[Start of Supplied records]

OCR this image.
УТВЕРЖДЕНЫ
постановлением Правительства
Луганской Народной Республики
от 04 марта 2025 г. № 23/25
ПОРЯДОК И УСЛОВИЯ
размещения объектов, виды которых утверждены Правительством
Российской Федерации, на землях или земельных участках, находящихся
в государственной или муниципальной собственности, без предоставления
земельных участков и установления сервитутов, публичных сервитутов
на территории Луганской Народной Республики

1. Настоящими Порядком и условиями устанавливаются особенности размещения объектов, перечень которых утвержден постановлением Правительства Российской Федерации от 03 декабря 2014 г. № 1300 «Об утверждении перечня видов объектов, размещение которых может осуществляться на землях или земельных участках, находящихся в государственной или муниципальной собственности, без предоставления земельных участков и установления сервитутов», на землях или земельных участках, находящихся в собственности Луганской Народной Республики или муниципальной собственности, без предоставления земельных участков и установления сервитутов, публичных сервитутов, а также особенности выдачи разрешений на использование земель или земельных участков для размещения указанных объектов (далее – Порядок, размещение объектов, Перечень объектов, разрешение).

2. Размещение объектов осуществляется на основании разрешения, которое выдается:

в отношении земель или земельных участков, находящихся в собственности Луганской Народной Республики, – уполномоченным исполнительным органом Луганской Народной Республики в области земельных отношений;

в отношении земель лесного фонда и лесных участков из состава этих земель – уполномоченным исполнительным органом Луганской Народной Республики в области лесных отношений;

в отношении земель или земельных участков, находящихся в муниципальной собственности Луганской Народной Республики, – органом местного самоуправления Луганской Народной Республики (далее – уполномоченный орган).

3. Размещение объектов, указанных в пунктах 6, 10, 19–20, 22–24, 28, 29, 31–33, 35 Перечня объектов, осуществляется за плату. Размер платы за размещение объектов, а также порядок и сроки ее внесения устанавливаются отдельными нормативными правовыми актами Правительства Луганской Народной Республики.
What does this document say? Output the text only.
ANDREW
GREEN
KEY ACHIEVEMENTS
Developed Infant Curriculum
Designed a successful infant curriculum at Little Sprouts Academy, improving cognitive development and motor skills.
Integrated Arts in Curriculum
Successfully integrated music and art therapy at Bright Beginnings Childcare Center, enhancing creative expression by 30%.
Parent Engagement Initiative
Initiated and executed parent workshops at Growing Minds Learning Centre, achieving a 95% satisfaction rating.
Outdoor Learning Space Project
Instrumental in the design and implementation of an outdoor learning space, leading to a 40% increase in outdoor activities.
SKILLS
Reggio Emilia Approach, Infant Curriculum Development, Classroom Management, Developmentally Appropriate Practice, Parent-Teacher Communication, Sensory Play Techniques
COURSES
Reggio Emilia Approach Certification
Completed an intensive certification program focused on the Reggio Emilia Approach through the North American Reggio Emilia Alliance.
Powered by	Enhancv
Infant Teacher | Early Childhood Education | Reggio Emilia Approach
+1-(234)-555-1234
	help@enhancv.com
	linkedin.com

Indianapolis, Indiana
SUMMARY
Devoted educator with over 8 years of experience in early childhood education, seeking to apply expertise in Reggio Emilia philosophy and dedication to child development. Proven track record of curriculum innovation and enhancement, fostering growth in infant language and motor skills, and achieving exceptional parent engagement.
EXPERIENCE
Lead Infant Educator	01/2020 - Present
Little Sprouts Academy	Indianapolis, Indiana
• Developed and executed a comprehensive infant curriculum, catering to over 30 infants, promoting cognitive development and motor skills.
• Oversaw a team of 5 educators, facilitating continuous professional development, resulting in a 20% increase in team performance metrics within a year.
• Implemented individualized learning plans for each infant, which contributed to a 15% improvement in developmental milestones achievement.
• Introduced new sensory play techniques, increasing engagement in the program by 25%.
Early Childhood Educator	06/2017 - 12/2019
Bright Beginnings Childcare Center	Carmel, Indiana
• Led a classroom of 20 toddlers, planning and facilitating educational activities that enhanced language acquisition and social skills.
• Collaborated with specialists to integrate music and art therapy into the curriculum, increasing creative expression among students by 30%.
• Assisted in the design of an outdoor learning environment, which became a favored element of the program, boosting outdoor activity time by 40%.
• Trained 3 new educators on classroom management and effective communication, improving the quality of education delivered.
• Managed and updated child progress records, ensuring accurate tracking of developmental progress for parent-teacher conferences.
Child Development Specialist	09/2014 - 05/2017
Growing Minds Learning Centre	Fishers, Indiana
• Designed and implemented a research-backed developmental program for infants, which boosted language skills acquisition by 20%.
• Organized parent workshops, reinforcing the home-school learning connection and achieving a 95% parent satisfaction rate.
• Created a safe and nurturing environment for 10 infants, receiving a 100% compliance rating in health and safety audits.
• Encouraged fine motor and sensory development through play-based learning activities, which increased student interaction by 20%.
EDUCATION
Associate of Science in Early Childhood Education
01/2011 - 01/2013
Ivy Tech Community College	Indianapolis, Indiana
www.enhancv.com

[End of Supplied records]

### Problem statement:
Determine how many lines of the listing above include the word "Федерации", and report that number only.

### Answer for this exercise:
2